> _DIRECTIVE_
Your task is to print the material below exactly as presented.

> _DATA TO PROCESS_
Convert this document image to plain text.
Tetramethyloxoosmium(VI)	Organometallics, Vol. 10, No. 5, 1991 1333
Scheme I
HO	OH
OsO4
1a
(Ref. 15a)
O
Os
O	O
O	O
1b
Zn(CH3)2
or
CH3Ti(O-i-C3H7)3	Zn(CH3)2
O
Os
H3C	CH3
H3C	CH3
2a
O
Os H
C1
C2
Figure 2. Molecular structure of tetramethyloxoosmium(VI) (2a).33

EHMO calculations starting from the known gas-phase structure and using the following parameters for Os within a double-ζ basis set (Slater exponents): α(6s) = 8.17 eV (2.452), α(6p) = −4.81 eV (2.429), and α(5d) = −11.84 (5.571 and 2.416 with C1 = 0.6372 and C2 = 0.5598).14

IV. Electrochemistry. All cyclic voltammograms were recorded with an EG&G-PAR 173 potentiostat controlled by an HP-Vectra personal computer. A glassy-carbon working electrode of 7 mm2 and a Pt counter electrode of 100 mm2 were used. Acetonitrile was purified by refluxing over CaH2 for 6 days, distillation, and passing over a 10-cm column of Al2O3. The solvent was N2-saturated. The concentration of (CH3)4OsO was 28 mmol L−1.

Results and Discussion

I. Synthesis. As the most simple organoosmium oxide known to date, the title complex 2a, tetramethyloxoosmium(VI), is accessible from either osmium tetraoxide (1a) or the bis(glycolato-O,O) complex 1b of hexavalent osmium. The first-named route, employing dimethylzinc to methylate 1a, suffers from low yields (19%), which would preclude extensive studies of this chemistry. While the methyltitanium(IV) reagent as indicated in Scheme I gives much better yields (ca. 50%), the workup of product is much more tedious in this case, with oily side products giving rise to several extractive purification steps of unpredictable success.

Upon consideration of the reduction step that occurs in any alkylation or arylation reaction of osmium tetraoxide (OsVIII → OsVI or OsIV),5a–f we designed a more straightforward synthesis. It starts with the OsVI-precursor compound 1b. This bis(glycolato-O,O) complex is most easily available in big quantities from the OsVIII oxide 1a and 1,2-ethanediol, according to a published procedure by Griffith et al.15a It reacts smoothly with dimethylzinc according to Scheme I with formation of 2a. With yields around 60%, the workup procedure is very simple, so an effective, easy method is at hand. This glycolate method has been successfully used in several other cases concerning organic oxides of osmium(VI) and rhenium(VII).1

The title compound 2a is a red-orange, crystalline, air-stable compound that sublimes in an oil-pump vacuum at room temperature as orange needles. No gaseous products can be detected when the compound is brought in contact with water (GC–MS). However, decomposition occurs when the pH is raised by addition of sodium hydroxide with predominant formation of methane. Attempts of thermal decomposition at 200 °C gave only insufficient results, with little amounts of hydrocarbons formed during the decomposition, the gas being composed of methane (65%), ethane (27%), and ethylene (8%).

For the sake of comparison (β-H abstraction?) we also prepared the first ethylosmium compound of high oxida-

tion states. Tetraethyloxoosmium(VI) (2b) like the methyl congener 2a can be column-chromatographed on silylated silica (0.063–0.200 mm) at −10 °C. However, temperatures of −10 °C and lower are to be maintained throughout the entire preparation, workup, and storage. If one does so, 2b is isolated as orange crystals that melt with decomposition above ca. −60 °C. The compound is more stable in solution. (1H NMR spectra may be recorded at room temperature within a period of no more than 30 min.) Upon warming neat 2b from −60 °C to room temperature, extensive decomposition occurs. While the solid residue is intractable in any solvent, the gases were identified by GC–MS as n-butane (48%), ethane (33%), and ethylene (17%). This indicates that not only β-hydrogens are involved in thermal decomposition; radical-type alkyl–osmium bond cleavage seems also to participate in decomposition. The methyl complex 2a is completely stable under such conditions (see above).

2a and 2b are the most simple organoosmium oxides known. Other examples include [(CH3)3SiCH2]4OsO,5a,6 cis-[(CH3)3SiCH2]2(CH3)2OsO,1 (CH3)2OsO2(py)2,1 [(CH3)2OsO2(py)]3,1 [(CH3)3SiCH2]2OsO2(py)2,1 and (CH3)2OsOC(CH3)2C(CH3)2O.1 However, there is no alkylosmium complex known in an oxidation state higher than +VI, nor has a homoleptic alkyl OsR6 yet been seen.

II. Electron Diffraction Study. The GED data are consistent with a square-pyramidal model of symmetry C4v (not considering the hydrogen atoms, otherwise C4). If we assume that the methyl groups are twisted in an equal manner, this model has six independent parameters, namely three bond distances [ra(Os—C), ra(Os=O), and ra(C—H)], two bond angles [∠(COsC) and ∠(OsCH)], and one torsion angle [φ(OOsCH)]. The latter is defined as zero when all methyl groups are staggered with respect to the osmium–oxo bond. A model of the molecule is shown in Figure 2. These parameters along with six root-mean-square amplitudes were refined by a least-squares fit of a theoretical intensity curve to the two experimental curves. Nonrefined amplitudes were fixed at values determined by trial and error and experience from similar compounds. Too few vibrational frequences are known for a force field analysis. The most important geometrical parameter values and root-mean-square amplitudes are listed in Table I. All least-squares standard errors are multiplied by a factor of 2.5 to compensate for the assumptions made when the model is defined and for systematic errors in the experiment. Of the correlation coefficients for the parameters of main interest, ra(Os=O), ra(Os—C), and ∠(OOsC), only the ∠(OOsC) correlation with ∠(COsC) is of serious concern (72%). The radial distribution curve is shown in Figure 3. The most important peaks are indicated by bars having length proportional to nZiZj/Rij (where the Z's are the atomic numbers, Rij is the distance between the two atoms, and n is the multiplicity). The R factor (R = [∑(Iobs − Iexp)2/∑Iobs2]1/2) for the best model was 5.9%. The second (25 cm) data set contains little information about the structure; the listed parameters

> _TASK RESPONSE_
Convert this document image to plain text.
Tetramethyloxoosmium(VI)	Organometallics, Vol. 10, No. 5, 1991 1333
Scheme I
HO	OH
OsO4
1a
(Ref. 15a)
O
Os
O	O
O	O
1b
Zn(CH3)2
or
CH3Ti(O-i-C3H7)3	Zn(CH3)2
O
Os
H3C	CH3
H3C	CH3
2a
O
Os H
C1
C2
Figure 2. Molecular structure of tetramethyloxoosmium(VI) (2a).33

EHMO calculations starting from the known gas-phase structure and using the following parameters for Os within a double-ζ basis set (Slater exponents): α(6s) = 8.17 eV (2.452), α(6p) = −4.81 eV (2.429), and α(5d) = −11.84 (5.571 and 2.416 with C1 = 0.6372 and C2 = 0.5598).14

IV. Electrochemistry. All cyclic voltammograms were recorded with an EG&G-PAR 173 potentiostat controlled by an HP-Vectra personal computer. A glassy-carbon working electrode of 7 mm2 and a Pt counter electrode of 100 mm2 were used. Acetonitrile was purified by refluxing over CaH2 for 6 days, distillation, and passing over a 10-cm column of Al2O3. The solvent was N2-saturated. The concentration of (CH3)4OsO was 28 mmol L−1.

Results and Discussion

I. Synthesis. As the most simple organoosmium oxide known to date, the title complex 2a, tetramethyloxoosmium(VI), is accessible from either osmium tetraoxide (1a) or the bis(glycolato-O,O) complex 1b of hexavalent osmium. The first-named route, employing dimethylzinc to methylate 1a, suffers from low yields (19%), which would preclude extensive studies of this chemistry. While the methyltitanium(IV) reagent as indicated in Scheme I gives much better yields (ca. 50%), the workup of product is much more tedious in this case, with oily side products giving rise to several extractive purification steps of unpredictable success.

Upon consideration of the reduction step that occurs in any alkylation or arylation reaction of osmium tetraoxide (OsVIII → OsVI or OsIV),5a–f we designed a more straightforward synthesis. It starts with the OsVI-precursor compound 1b. This bis(glycolato-O,O) complex is most easily available in big quantities from the OsVIII oxide 1a and 1,2-ethanediol, according to a published procedure by Griffith et al.15a It reacts smoothly with dimethylzinc according to Scheme I with formation of 2a. With yields around 60%, the workup procedure is very simple, so an effective, easy method is at hand. This glycolate method has been successfully used in several other cases concerning organic oxides of osmium(VI) and rhenium(VII).1

The title compound 2a is a red-orange, crystalline, air-stable compound that sublimes in an oil-pump vacuum at room temperature as orange needles. No gaseous products can be detected when the compound is brought in contact with water (GC–MS). However, decomposition occurs when the pH is raised by addition of sodium hydroxide with predominant formation of methane. Attempts of thermal decomposition at 200 °C gave only insufficient results, with little amounts of hydrocarbons formed during the decomposition, the gas being composed of methane (65%), ethane (27%), and ethylene (8%).

For the sake of comparison (β-H abstraction?) we also prepared the first ethylosmium compound of high oxida-

tion states. Tetraethyloxoosmium(VI) (2b) like the methyl congener 2a can be column-chromatographed on silylated silica (0.063–0.200 mm) at −10 °C. However, temperatures of −10 °C and lower are to be maintained throughout the entire preparation, workup, and storage. If one does so, 2b is isolated as orange crystals that melt with decomposition above ca. −60 °C. The compound is more stable in solution. (1H NMR spectra may be recorded at room temperature within a period of no more than 30 min.) Upon warming neat 2b from −60 °C to room temperature, extensive decomposition occurs. While the solid residue is intractable in any solvent, the gases were identified by GC–MS as n-butane (48%), ethane (33%), and ethylene (17%). This indicates that not only β-hydrogens are involved in thermal decomposition; radical-type alkyl–osmium bond cleavage seems also to participate in decomposition. The methyl complex 2a is completely stable under such conditions (see above).

2a and 2b are the most simple organoosmium oxides known. Other examples include [(CH3)3SiCH2]4OsO,5a,6 cis-[(CH3)3SiCH2]2(CH3)2OsO,1 (CH3)2OsO2(py)2,1 [(CH3)2OsO2(py)]3,1 [(CH3)3SiCH2]2OsO2(py)2,1 and (CH3)2OsOC(CH3)2C(CH3)2O.1 However, there is no alkylosmium complex known in an oxidation state higher than +VI, nor has a homoleptic alkyl OsR6 yet been seen.

II. Electron Diffraction Study. The GED data are consistent with a square-pyramidal model of symmetry C4v (not considering the hydrogen atoms, otherwise C4). If we assume that the methyl groups are twisted in an equal manner, this model has six independent parameters, namely three bond distances [ra(Os—C), ra(Os=O), and ra(C—H)], two bond angles [∠(COsC) and ∠(OsCH)], and one torsion angle [φ(OOsCH)]. The latter is defined as zero when all methyl groups are staggered with respect to the osmium–oxo bond. A model of the molecule is shown in Figure 2. These parameters along with six root-mean-square amplitudes were refined by a least-squares fit of a theoretical intensity curve to the two experimental curves. Nonrefined amplitudes were fixed at values determined by trial and error and experience from similar compounds. Too few vibrational frequences are known for a force field analysis. The most important geometrical parameter values and root-mean-square amplitudes are listed in Table I. All least-squares standard errors are multiplied by a factor of 2.5 to compensate for the assumptions made when the model is defined and for systematic errors in the experiment. Of the correlation coefficients for the parameters of main interest, ra(Os=O), ra(Os—C), and ∠(OOsC), only the ∠(OOsC) correlation with ∠(COsC) is of serious concern (72%). The radial distribution curve is shown in Figure 3. The most important peaks are indicated by bars having length proportional to nZiZj/Rij (where the Z's are the atomic numbers, Rij is the distance between the two atoms, and n is the multiplicity). The R factor (R = [∑(Iobs − Iexp)2/∑Iobs2]1/2) for the best model was 5.9%. The second (25 cm) data set contains little information about the structure; the listed parameters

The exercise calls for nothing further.